— start RECORDS TO PROCESS —

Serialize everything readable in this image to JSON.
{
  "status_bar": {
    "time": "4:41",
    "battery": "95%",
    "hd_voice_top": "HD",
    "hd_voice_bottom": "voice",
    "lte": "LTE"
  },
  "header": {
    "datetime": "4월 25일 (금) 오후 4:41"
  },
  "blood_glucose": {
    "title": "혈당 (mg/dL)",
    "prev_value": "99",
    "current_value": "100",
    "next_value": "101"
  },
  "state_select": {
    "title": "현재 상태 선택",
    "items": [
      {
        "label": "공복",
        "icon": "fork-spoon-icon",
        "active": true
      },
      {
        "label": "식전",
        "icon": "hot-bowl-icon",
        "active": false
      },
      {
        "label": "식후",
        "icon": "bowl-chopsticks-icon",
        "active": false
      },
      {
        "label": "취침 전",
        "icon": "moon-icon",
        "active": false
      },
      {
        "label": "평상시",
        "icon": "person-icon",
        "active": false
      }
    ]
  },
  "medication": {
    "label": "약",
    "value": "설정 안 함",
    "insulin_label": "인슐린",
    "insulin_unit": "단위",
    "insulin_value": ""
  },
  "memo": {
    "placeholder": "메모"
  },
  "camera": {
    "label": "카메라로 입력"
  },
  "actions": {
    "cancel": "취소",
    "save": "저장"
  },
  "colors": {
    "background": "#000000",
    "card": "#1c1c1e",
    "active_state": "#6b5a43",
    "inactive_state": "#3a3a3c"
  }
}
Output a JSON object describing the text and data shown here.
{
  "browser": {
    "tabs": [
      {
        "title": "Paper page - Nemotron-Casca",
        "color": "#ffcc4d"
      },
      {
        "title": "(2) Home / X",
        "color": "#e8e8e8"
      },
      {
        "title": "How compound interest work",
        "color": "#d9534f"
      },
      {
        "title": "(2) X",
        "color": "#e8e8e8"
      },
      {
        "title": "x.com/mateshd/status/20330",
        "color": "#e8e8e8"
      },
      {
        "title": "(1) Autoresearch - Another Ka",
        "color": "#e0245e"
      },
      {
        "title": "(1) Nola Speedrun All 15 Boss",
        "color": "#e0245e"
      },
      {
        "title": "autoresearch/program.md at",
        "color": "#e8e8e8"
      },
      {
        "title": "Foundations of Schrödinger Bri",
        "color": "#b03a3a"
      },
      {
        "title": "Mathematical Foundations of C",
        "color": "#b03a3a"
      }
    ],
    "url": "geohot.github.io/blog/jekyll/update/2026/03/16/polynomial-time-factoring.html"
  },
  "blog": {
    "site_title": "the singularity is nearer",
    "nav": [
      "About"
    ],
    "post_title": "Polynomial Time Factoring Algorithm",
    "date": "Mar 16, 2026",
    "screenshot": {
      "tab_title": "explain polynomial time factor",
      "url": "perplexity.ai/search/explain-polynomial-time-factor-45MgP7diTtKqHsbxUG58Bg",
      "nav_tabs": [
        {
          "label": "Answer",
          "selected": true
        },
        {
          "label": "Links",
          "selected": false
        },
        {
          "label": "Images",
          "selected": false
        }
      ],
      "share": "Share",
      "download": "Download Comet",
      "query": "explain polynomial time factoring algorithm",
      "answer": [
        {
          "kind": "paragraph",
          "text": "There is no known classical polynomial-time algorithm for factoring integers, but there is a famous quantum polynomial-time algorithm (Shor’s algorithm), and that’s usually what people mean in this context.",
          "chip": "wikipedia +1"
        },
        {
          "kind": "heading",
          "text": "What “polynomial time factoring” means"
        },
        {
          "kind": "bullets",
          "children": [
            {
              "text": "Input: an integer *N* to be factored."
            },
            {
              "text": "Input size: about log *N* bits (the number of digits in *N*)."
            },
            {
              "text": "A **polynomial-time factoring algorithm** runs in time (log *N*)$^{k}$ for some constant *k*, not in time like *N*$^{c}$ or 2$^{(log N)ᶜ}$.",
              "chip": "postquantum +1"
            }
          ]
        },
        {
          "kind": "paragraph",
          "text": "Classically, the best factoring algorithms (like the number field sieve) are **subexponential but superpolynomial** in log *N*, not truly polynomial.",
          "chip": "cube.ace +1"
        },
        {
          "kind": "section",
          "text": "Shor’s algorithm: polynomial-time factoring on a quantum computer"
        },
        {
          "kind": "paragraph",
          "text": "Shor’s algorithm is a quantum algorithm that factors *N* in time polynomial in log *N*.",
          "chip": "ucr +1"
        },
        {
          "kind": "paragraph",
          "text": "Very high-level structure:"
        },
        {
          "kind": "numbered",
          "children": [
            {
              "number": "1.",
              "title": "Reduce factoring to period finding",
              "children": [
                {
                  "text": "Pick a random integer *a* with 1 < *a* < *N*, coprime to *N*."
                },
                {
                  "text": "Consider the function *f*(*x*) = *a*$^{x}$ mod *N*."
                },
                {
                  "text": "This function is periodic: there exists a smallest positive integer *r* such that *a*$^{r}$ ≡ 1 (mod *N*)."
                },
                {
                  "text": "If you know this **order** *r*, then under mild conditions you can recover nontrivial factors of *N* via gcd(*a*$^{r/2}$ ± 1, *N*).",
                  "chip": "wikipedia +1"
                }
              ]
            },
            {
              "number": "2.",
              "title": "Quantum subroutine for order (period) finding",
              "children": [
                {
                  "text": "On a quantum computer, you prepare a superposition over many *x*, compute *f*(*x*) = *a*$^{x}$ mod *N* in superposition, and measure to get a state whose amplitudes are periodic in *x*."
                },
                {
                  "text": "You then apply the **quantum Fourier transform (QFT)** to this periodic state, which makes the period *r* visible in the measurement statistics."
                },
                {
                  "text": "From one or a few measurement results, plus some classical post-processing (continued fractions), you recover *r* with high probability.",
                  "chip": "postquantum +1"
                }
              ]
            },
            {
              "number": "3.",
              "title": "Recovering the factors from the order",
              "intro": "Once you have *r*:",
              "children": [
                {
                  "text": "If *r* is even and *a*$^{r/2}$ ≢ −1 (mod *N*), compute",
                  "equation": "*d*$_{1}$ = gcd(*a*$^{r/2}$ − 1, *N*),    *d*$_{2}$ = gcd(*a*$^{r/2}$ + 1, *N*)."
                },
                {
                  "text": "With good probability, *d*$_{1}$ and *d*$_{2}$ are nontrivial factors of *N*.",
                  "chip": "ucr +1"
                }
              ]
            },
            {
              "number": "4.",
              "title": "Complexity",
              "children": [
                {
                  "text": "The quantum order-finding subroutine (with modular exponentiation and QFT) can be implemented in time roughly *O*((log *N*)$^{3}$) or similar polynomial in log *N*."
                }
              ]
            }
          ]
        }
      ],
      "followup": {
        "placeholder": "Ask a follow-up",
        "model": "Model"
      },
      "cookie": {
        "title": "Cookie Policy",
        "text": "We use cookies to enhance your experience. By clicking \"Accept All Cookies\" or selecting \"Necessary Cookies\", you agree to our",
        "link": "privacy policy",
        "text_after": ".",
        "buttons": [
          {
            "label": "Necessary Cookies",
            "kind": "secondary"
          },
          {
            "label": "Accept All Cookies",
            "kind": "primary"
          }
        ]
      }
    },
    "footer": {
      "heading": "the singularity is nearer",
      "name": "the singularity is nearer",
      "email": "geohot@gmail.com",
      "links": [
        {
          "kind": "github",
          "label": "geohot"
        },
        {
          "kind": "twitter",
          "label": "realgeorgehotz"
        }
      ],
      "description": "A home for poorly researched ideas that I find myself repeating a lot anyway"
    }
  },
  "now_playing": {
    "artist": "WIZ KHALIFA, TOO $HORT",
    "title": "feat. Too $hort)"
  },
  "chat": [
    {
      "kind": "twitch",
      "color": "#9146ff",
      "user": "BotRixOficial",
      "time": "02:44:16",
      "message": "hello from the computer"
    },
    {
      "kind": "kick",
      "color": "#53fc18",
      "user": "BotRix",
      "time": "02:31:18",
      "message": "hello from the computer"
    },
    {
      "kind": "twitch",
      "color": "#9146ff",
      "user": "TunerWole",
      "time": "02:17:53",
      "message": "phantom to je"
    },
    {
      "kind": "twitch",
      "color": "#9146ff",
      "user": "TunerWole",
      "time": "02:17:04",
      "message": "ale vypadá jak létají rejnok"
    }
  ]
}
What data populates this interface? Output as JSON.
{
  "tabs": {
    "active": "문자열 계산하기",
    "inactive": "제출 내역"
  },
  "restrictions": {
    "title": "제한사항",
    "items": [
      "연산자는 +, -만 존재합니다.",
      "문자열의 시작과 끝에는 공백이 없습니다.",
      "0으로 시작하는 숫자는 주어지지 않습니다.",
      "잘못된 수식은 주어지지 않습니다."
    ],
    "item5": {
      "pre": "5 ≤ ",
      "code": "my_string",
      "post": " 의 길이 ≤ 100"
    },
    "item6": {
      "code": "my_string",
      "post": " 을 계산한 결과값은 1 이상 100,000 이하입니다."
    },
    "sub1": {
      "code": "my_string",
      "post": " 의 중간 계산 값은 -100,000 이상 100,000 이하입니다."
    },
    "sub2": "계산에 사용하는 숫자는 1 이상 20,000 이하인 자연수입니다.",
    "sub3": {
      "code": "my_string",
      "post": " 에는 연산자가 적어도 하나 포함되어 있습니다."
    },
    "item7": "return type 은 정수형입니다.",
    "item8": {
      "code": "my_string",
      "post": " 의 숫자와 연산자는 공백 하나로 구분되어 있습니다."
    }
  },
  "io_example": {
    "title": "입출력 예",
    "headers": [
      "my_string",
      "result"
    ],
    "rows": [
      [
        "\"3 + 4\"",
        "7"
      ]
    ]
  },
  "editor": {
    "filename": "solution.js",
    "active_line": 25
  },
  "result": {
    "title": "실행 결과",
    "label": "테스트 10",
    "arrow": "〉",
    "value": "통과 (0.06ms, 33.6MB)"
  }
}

— end RECORDS TO PROCESS —

◆ GIVEN PROBLEM ◆
Copy down every line of the entries containing the word "않습니다".

◆ EXPECTED ANSWER ◆
      "0으로 시작하는 숫자는 주어지지 않습니다.",
      "잘못된 수식은 주어지지 않습니다."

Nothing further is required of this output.